+++ Data for processing +++

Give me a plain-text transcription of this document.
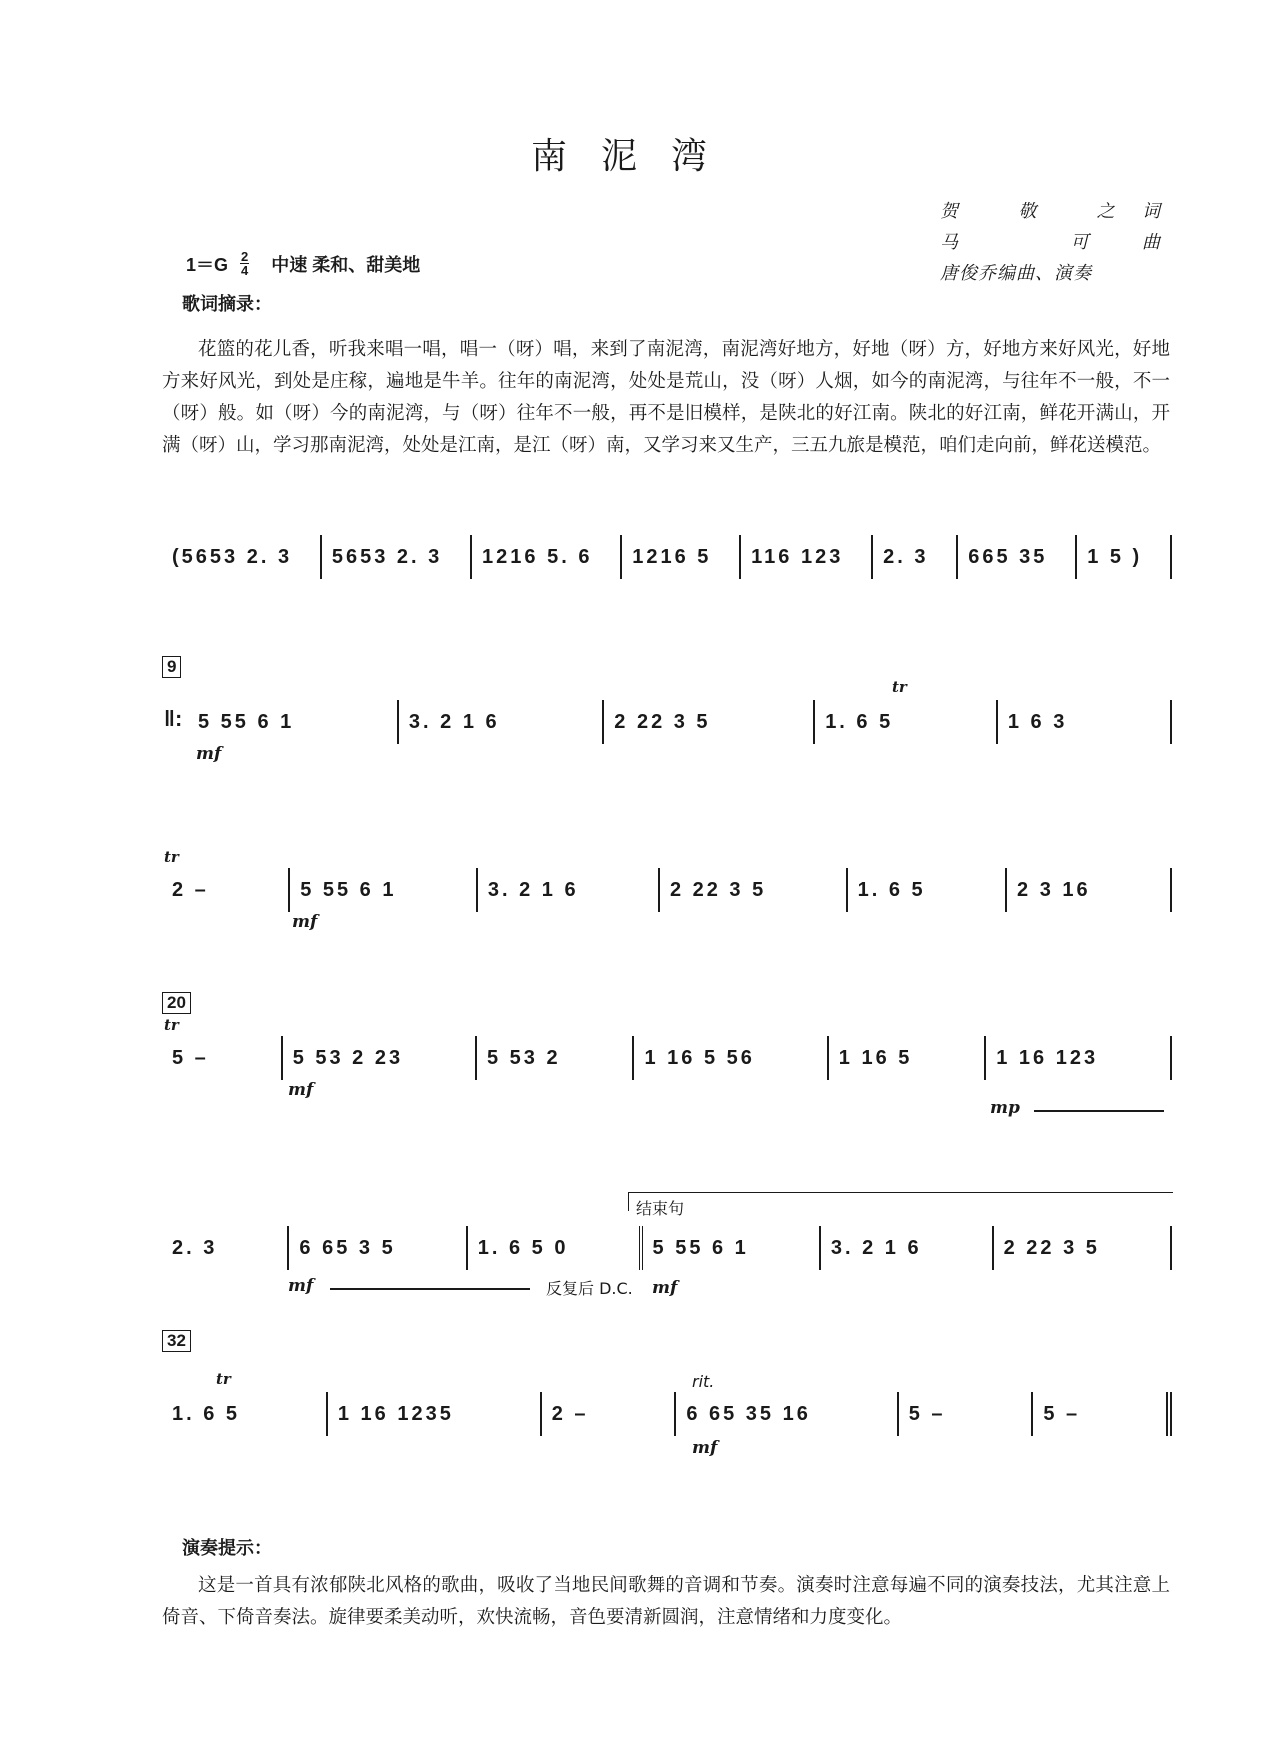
南泥湾
贺 敬 之词
马 可曲
唐俊乔编曲、演奏
$1=G \frac{2}{4}$ 中速 柔和、甜美地
歌词摘录：
花篮的花儿香，听我来唱一唱，唱一（呀）唱，来到了南泥湾，南泥湾好地方，好地（呀）方，好地方来好风光，好地方来好风光，到处是庄稼，遍地是牛羊。往年的南泥湾，处处是荒山，没（呀）人烟，如今的南泥湾，与往年不一般，不一（呀）般。如（呀）今的南泥湾，与（呀）往年不一般，再不是旧模样，是陕北的好江南。陕北的好江南，鲜花开满山，开满（呀）山，学习那南泥湾，处处是江南，是江（呀）南，又学习来又生产，三五九旅是模范，咱们走向前，鲜花送模范。
(5653 2. 3	5653 2. 3	1216 5. 6	1216 5	116 123	2. 3	665 35	1 5 )
9
tr
‖: 5 55 6 1	3. 2 1 6	2 22 3 5	1. 6 5	1 6 3
mf
tr
2 –	5 55 6 1	3. 2 1 6	2 22 3 5	1. 6 5	2 3 16
mf
20
tr
5 –	5 53 2 23	5 53 2	1 16 5 56	1 16 5	1 16 123
mf
mp
结束句
2. 3	6 65 3 5	1. 6 5 0	5 55 6 1	3. 2 1 6	2 22 3 5
mf	反复后 D.C. mf
32
tr	rit.
1. 6 5	1 16 1235	2 –	6 65 35 16	5 –	5 –
mf
演奏提示：
这是一首具有浓郁陕北风格的歌曲，吸收了当地民间歌舞的音调和节奏。演奏时注意每遍不同的演奏技法，尤其注意上倚音、下倚音奏法。旋律要柔美动听，欢快流畅，音色要清新圆润，注意情绪和力度变化。
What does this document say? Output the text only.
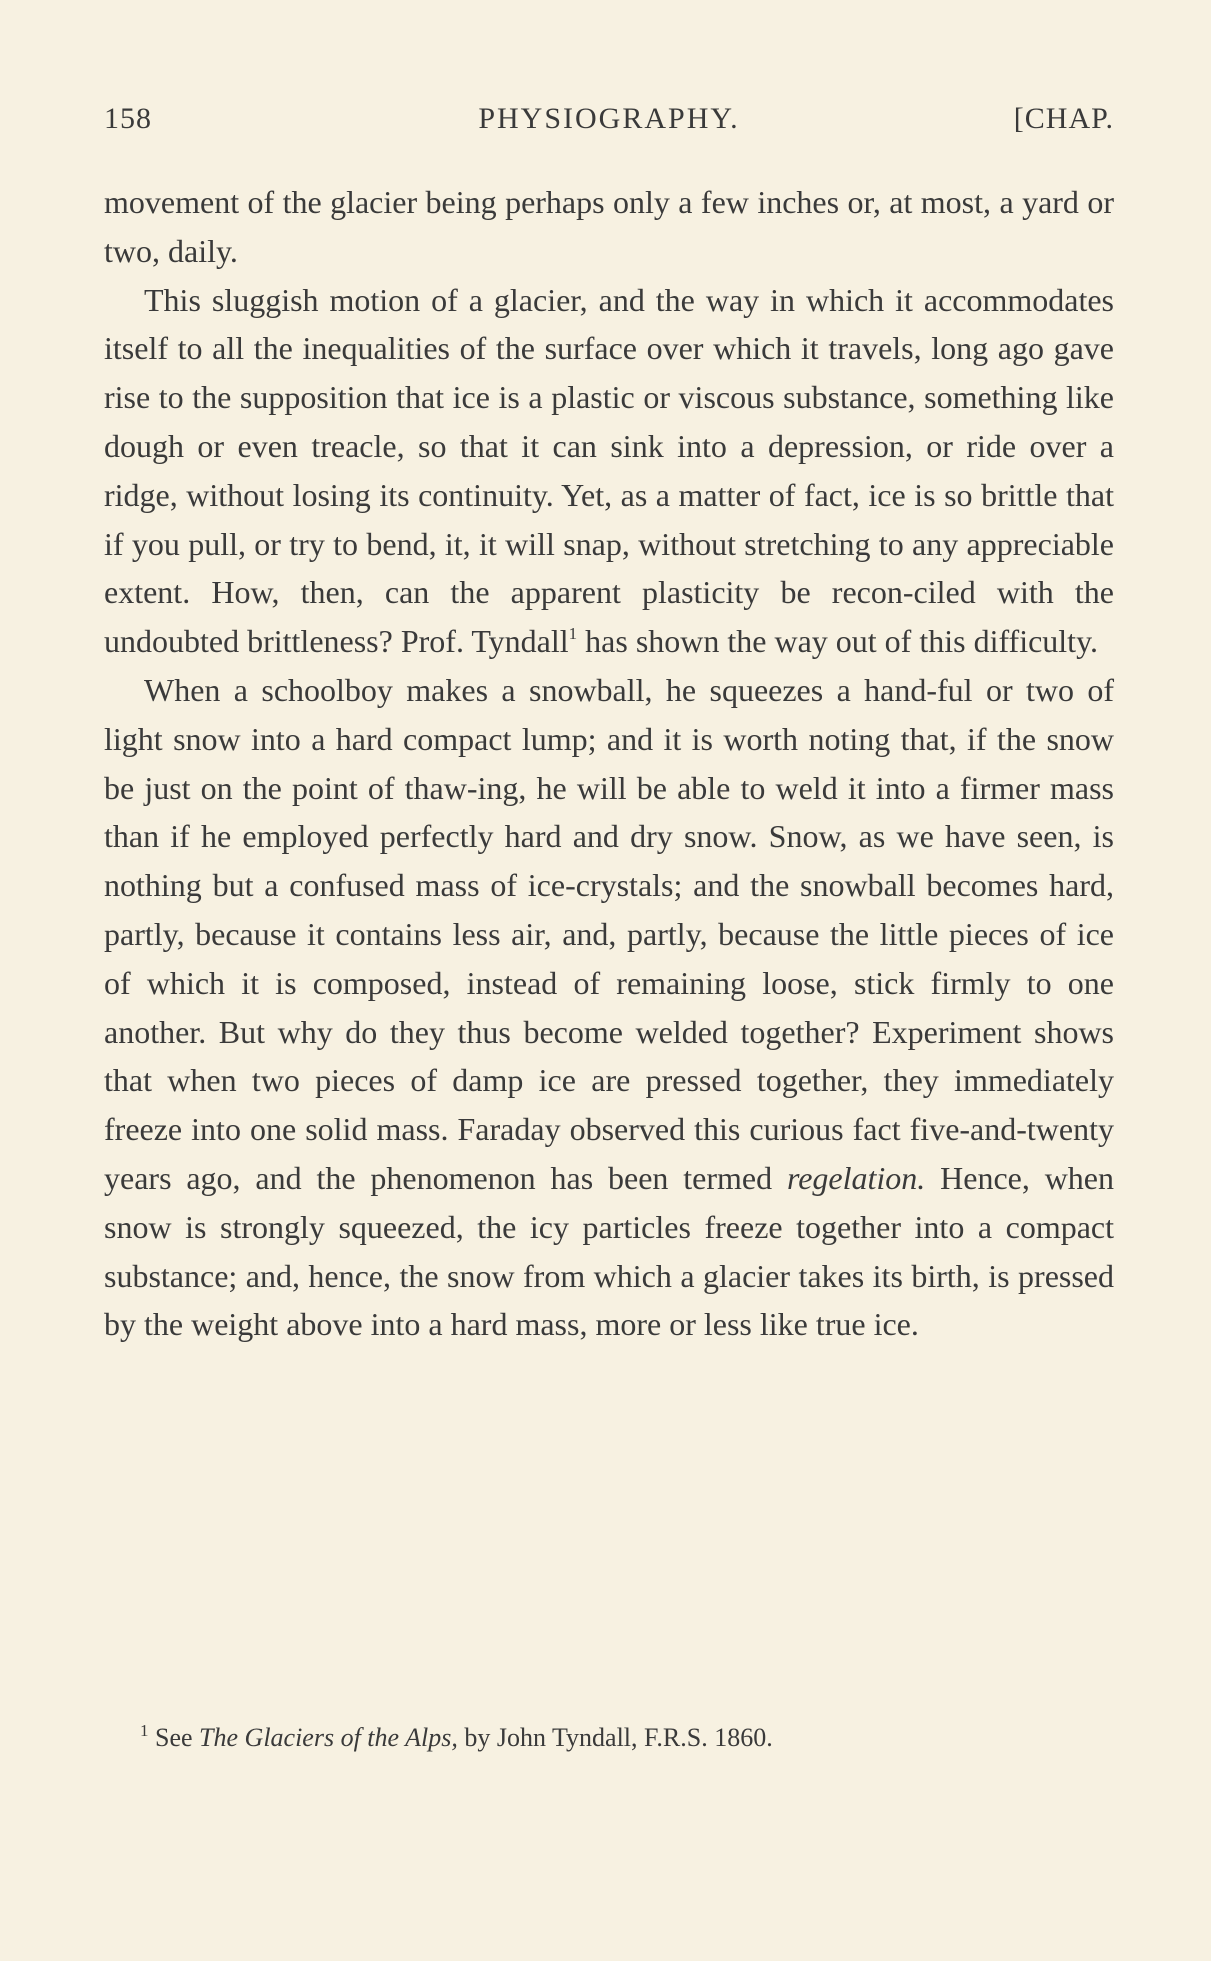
158	PHYSIOGRAPHY.	[CHAP.

movement of the glacier being perhaps only a few inches or, at most, a yard or two, daily.

This sluggish motion of a glacier, and the way in which it accommodates itself to all the inequalities of the surface over which it travels, long ago gave rise to the supposition that ice is a plastic or viscous substance, something like dough or even treacle, so that it can sink into a depression, or ride over a ridge, without losing its continuity. Yet, as a matter of fact, ice is so brittle that if you pull, or try to bend, it, it will snap, without stretching to any appreciable extent. How, then, can the apparent plasticity be recon-ciled with the undoubted brittleness? Prof. Tyndall$^1$ has shown the way out of this difficulty.

When a schoolboy makes a snowball, he squeezes a hand-ful or two of light snow into a hard compact lump; and it is worth noting that, if the snow be just on the point of thaw-ing, he will be able to weld it into a firmer mass than if he employed perfectly hard and dry snow. Snow, as we have seen, is nothing but a confused mass of ice-crystals; and the snowball becomes hard, partly, because it contains less air, and, partly, because the little pieces of ice of which it is composed, instead of remaining loose, stick firmly to one another. But why do they thus become welded together? Experiment shows that when two pieces of damp ice are pressed together, they immediately freeze into one solid mass. Faraday observed this curious fact five-and-twenty years ago, and the phenomenon has been termed regelation. Hence, when snow is strongly squeezed, the icy particles freeze together into a compact substance; and, hence, the snow from which a glacier takes its birth, is pressed by the weight above into a hard mass, more or less like true ice.

$^1$ See The Glaciers of the Alps, by John Tyndall, F.R.S. 1860.
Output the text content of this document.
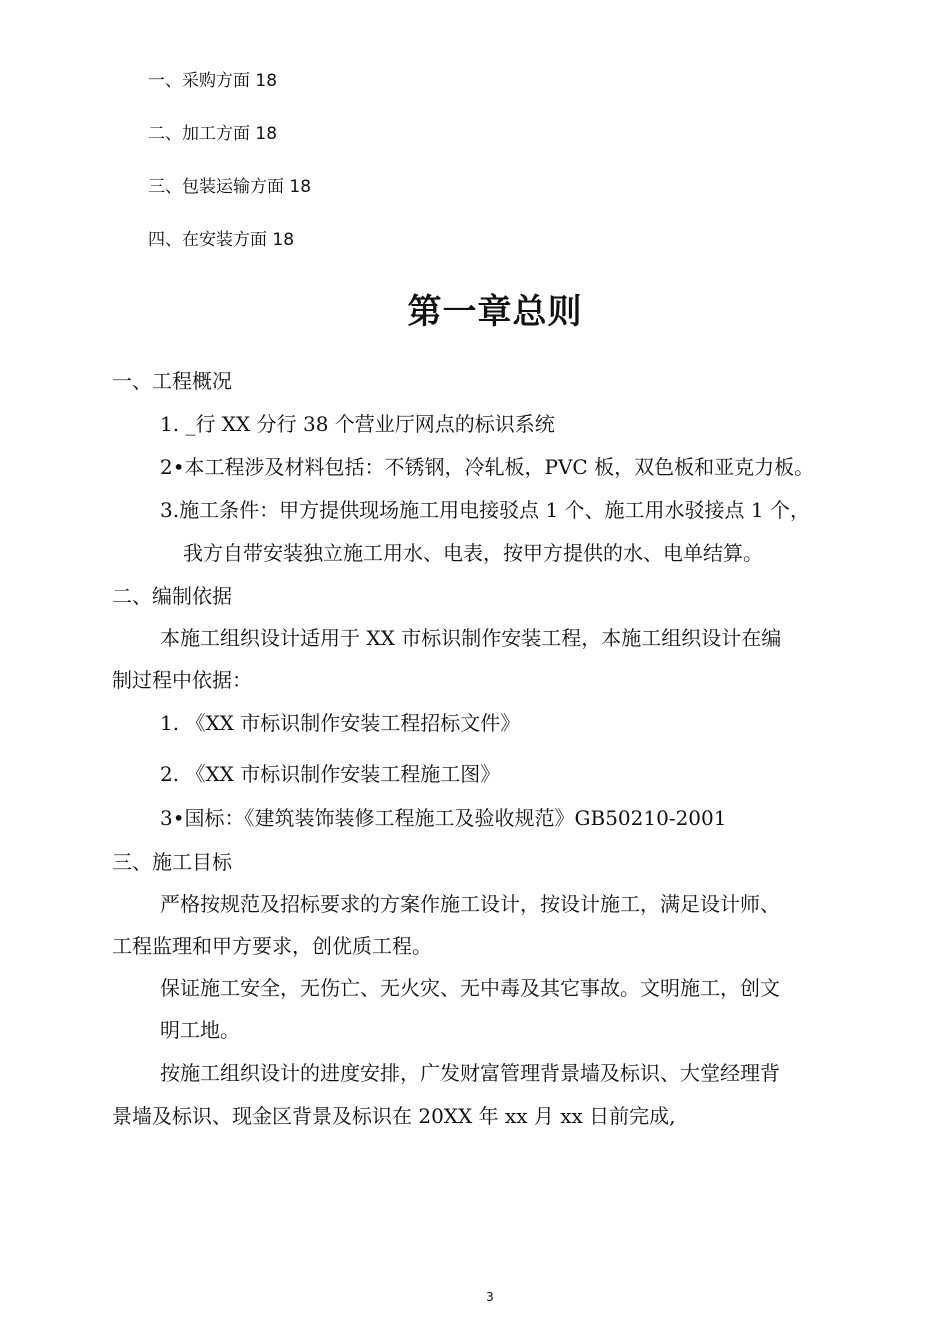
一、采购方面 18
二、加工方面 18
三、包装运输方面 18
四、在安装方面 18
第一章总则
一、工程概况
1. _行 XX 分行 38 个营业厅网点的标识系统
2•本工程涉及材料包括：不锈钢，冷轧板，PVC 板，双色板和亚克力板。
3.施工条件：甲方提供现场施工用电接驳点 1 个、施工用水驳接点 1 个，
我方自带安装独立施工用水、电表，按甲方提供的水、电单结算。
二、编制依据
本施工组织设计适用于 XX 市标识制作安装工程，本施工组织设计在编
制过程中依据：
1. 《XX 市标识制作安装工程招标文件》
2. 《XX 市标识制作安装工程施工图》
3•国标：《建筑装饰装修工程施工及验收规范》GB50210-2001
三、施工目标
严格按规范及招标要求的方案作施工设计，按设计施工，满足设计师、
工程监理和甲方要求，创优质工程。
保证施工安全，无伤亡、无火灾、无中毒及其它事故。文明施工，创文
明工地。
按施工组织设计的进度安排，广发财富管理背景墙及标识、大堂经理背
景墙及标识、现金区背景及标识在 20XX 年 xx 月 xx 日前完成,
3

+++

== Exercise details ==
Copy every line of the data that holds the string "Output".

== Exercise response ==
What does this document say? Output the text only.
Output the text content of this document.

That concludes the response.